● **WHAT YOU HAVE TO DO**
Find each line with the string "question" and copy it.

[Stored records]
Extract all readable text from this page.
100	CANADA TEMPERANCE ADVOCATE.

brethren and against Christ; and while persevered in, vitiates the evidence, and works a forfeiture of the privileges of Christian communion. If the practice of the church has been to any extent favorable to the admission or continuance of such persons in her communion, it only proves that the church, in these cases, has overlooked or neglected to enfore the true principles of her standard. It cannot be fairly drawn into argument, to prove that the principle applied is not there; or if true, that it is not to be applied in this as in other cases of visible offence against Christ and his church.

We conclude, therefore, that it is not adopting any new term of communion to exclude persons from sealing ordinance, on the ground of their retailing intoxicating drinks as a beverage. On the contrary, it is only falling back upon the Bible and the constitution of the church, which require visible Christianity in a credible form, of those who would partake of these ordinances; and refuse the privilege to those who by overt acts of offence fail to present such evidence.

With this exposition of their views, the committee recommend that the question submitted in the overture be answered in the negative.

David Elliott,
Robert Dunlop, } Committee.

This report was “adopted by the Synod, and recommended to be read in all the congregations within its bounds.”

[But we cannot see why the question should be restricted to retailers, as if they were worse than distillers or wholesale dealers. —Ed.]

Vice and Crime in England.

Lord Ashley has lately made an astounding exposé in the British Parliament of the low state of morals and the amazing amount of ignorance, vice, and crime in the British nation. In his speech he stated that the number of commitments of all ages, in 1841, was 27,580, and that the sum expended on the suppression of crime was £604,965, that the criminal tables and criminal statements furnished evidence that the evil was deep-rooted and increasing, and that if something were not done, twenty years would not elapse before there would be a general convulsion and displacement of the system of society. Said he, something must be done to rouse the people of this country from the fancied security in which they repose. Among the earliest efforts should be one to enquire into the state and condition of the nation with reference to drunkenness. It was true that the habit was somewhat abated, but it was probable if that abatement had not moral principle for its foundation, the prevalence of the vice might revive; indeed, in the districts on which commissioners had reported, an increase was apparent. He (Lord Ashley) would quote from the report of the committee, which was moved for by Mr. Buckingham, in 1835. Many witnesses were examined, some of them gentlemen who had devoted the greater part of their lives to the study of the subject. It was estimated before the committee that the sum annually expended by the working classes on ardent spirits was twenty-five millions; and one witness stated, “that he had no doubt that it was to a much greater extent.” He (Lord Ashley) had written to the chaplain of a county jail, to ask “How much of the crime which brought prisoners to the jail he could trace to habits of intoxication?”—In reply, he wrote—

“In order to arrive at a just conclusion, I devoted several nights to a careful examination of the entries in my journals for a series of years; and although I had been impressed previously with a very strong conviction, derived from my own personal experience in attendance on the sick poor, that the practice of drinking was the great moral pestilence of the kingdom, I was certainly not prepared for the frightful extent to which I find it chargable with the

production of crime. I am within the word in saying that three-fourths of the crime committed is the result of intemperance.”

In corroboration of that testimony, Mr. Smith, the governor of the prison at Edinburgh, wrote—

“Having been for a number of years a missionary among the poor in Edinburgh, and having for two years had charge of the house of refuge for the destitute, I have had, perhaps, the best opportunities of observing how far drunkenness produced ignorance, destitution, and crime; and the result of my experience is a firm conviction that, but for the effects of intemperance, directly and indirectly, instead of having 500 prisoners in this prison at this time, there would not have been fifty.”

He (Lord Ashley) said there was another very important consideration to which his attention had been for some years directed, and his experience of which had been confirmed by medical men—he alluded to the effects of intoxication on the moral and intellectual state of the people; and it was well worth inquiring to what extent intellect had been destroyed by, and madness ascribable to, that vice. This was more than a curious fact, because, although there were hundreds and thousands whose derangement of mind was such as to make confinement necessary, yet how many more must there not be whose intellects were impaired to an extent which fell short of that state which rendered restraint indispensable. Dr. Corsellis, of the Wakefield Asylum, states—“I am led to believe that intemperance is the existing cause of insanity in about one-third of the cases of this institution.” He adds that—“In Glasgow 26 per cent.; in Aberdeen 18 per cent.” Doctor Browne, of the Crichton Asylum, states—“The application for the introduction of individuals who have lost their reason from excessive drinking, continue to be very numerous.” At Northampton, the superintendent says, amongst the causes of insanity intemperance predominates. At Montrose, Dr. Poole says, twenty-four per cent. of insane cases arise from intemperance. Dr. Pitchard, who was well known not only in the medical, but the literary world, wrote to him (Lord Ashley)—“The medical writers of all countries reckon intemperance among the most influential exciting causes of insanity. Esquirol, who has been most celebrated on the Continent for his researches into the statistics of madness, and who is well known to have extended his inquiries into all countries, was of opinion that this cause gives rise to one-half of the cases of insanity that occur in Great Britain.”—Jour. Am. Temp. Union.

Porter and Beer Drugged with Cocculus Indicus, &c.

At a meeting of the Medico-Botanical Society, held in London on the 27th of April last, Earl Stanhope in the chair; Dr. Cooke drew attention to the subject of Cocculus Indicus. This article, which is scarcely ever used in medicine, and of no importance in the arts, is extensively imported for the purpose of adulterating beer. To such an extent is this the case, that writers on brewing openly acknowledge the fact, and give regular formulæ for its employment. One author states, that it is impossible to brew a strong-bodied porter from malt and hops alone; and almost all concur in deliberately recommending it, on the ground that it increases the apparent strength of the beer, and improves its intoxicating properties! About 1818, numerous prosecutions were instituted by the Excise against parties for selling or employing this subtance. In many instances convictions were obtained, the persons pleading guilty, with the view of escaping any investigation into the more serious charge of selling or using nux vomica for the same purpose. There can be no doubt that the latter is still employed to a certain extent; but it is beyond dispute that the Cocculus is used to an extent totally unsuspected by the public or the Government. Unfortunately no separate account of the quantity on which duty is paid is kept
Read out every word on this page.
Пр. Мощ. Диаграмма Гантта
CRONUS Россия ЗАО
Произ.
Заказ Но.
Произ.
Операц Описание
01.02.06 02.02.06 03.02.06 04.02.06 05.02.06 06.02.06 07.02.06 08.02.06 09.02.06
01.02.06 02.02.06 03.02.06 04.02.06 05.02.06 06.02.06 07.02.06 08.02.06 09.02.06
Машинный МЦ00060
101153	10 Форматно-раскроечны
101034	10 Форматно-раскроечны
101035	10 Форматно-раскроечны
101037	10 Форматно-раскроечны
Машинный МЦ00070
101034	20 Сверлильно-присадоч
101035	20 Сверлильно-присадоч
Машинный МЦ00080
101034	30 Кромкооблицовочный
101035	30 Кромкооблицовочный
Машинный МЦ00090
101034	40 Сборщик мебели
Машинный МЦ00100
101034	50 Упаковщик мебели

● **ANSWER TO THE PROBLEM**
With this exposition of their views, the committee recommend that the question submitted in the overture be answered in the negative.
[But we cannot see why the question should be restricted to retailers, as if they were worse than distillers or wholesale dealers. —Ed.]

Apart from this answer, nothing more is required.